Recorded data:
════

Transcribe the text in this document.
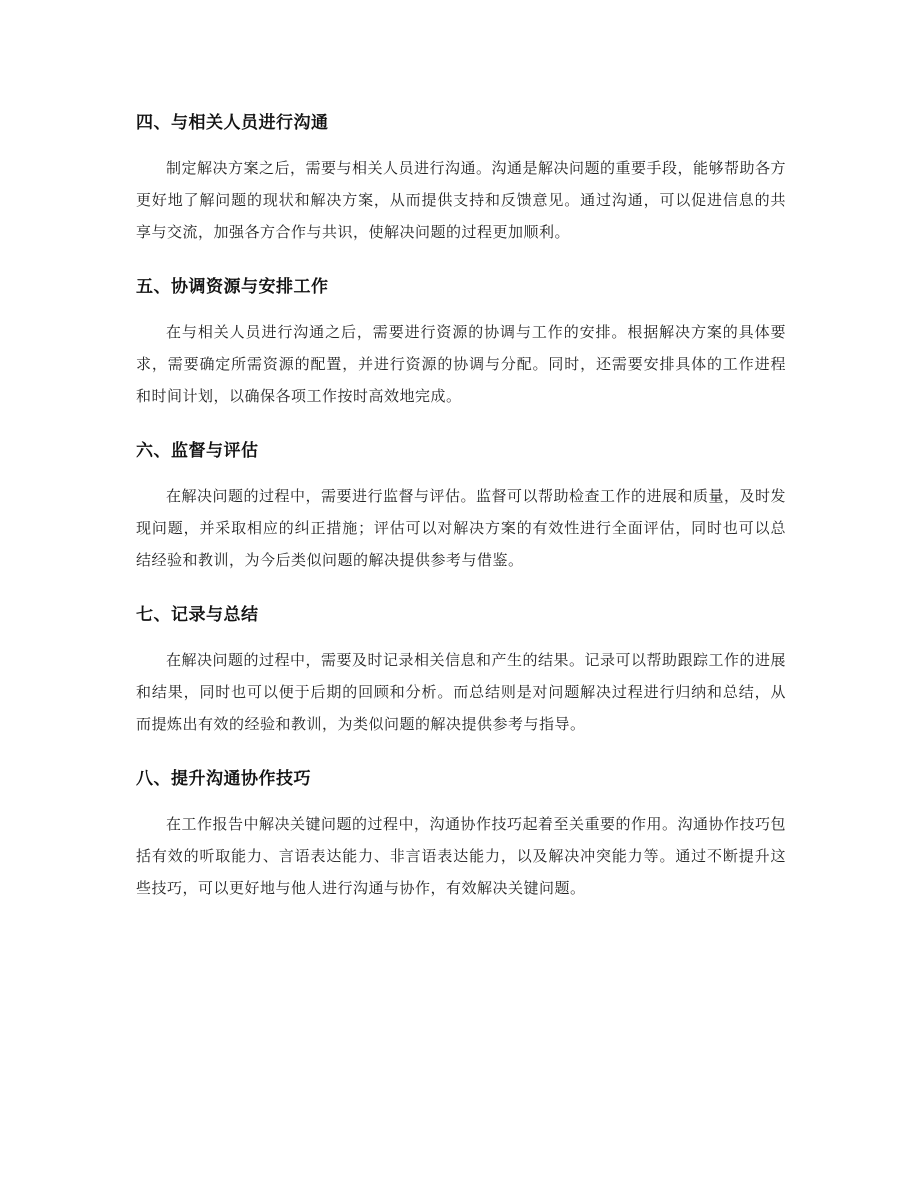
四、与相关人员进行沟通

制定解决方案之后，需要与相关人员进行沟通。沟通是解决问题的重要手段，能够帮助各方更好地了解问题的现状和解决方案，从而提供支持和反馈意见。通过沟通，可以促进信息的共享与交流，加强各方合作与共识，使解决问题的过程更加顺利。

五、协调资源与安排工作

在与相关人员进行沟通之后，需要进行资源的协调与工作的安排。根据解决方案的具体要求，需要确定所需资源的配置，并进行资源的协调与分配。同时，还需要安排具体的工作进程和时间计划，以确保各项工作按时高效地完成。

六、监督与评估

在解决问题的过程中，需要进行监督与评估。监督可以帮助检查工作的进展和质量，及时发现问题，并采取相应的纠正措施；评估可以对解决方案的有效性进行全面评估，同时也可以总结经验和教训，为今后类似问题的解决提供参考与借鉴。

七、记录与总结

在解决问题的过程中，需要及时记录相关信息和产生的结果。记录可以帮助跟踪工作的进展和结果，同时也可以便于后期的回顾和分析。而总结则是对问题解决过程进行归纳和总结，从而提炼出有效的经验和教训，为类似问题的解决提供参考与指导。

八、提升沟通协作技巧

在工作报告中解决关键问题的过程中，沟通协作技巧起着至关重要的作用。沟通协作技巧包括有效的听取能力、言语表达能力、非言语表达能力，以及解决冲突能力等。通过不断提升这些技巧，可以更好地与他人进行沟通与协作，有效解决关键问题。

════

BRIEF: Every entry above needs to be retyped exactly; drop the pictures.

CORRECT ANSWER:
Transcribe the text in this document.
四、与相关人员进行沟通

制定解决方案之后，需要与相关人员进行沟通。沟通是解决问题的重要手段，能够帮助各方更好地了解问题的现状和解决方案，从而提供支持和反馈意见。通过沟通，可以促进信息的共享与交流，加强各方合作与共识，使解决问题的过程更加顺利。

五、协调资源与安排工作

在与相关人员进行沟通之后，需要进行资源的协调与工作的安排。根据解决方案的具体要求，需要确定所需资源的配置，并进行资源的协调与分配。同时，还需要安排具体的工作进程和时间计划，以确保各项工作按时高效地完成。

六、监督与评估

在解决问题的过程中，需要进行监督与评估。监督可以帮助检查工作的进展和质量，及时发现问题，并采取相应的纠正措施；评估可以对解决方案的有效性进行全面评估，同时也可以总结经验和教训，为今后类似问题的解决提供参考与借鉴。

七、记录与总结

在解决问题的过程中，需要及时记录相关信息和产生的结果。记录可以帮助跟踪工作的进展和结果，同时也可以便于后期的回顾和分析。而总结则是对问题解决过程进行归纳和总结，从而提炼出有效的经验和教训，为类似问题的解决提供参考与指导。

八、提升沟通协作技巧

在工作报告中解决关键问题的过程中，沟通协作技巧起着至关重要的作用。沟通协作技巧包括有效的听取能力、言语表达能力、非言语表达能力，以及解决冲突能力等。通过不断提升这些技巧，可以更好地与他人进行沟通与协作，有效解决关键问题。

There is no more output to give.